EXERCISE BRIEF: The entries are to be returned exactly, with images left out.

— start —

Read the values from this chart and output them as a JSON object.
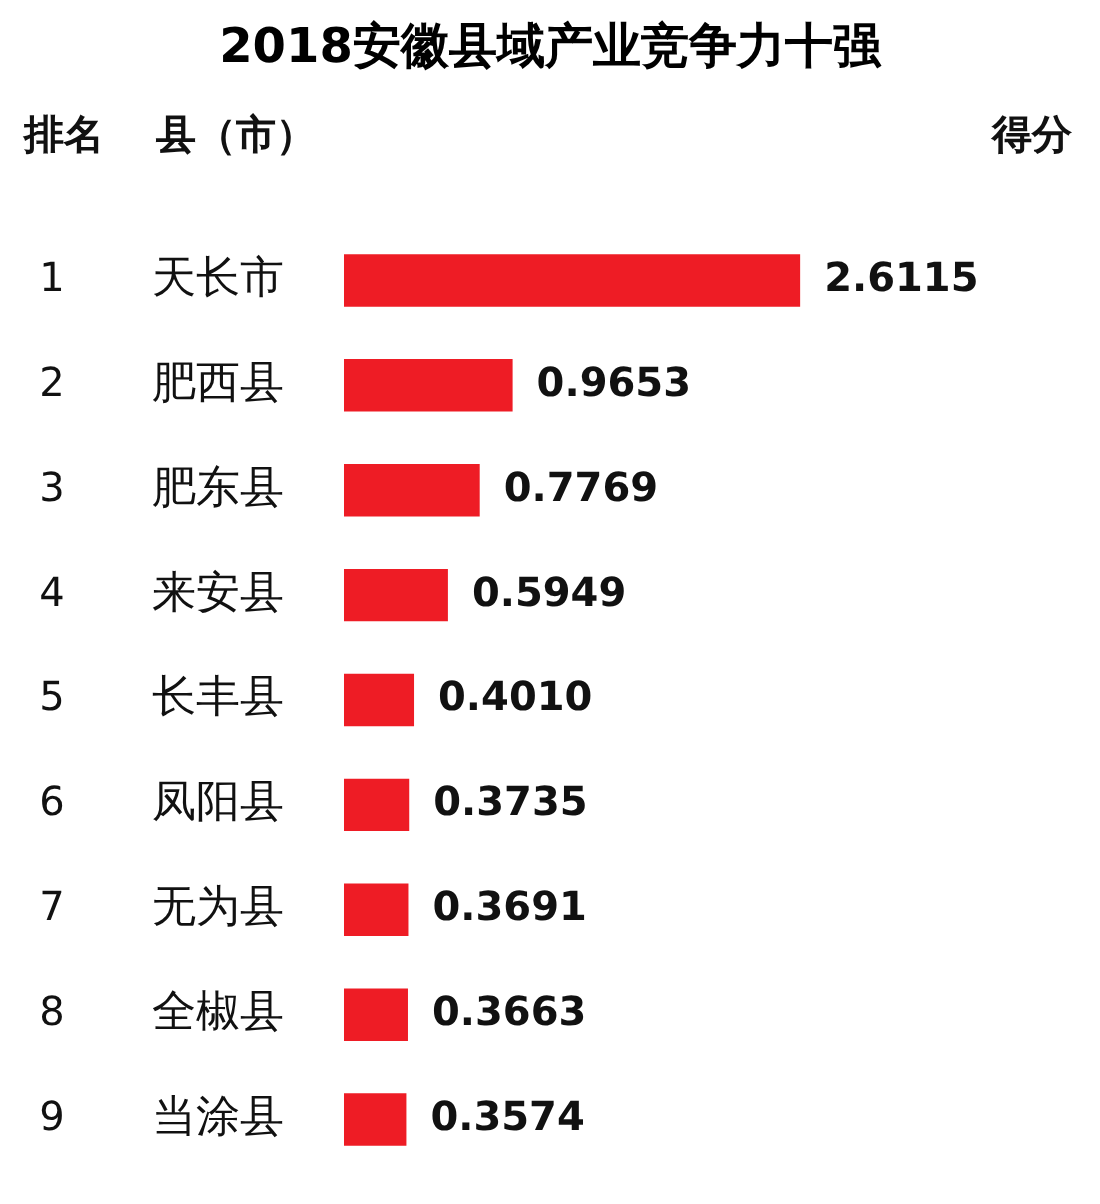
{
  "chart_data": {
    "type": "bar",
    "orientation": "horizontal",
    "title": "2018安徽县域产业竞争力十强",
    "categories": [
      "天长市",
      "肥西县",
      "肥东县",
      "来安县",
      "长丰县",
      "凤阳县",
      "无为县",
      "全椒县",
      "当涂县"
    ],
    "values": [
      2.6115,
      0.9653,
      0.7769,
      0.5949,
      0.401,
      0.3735,
      0.3691,
      0.3663,
      0.3574
    ],
    "value_labels": [
      "2.6115",
      "0.9653",
      "0.7769",
      "0.5949",
      "0.4010",
      "0.3735",
      "0.3691",
      "0.3663",
      "0.3574"
    ],
    "color": "#ee1c25",
    "annotations": [
      "排名",
      "县（市）",
      "得分",
      "1",
      "2",
      "3",
      "4",
      "5",
      "6",
      "7",
      "8",
      "9"
    ]
  }
}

— end —

THE ANSWER:
Read the values from this chart and output them as a JSON object.
{
  "chart_data": {
    "type": "bar",
    "orientation": "horizontal",
    "title": "2018安徽县域产业竞争力十强",
    "categories": [
      "天长市",
      "肥西县",
      "肥东县",
      "来安县",
      "长丰县",
      "凤阳县",
      "无为县",
      "全椒县",
      "当涂县"
    ],
    "values": [
      2.6115,
      0.9653,
      0.7769,
      0.5949,
      0.401,
      0.3735,
      0.3691,
      0.3663,
      0.3574
    ],
    "value_labels": [
      "2.6115",
      "0.9653",
      "0.7769",
      "0.5949",
      "0.4010",
      "0.3735",
      "0.3691",
      "0.3663",
      "0.3574"
    ],
    "color": "#ee1c25",
    "annotations": [
      "排名",
      "县（市）",
      "得分",
      "1",
      "2",
      "3",
      "4",
      "5",
      "6",
      "7",
      "8",
      "9"
    ]
  }
}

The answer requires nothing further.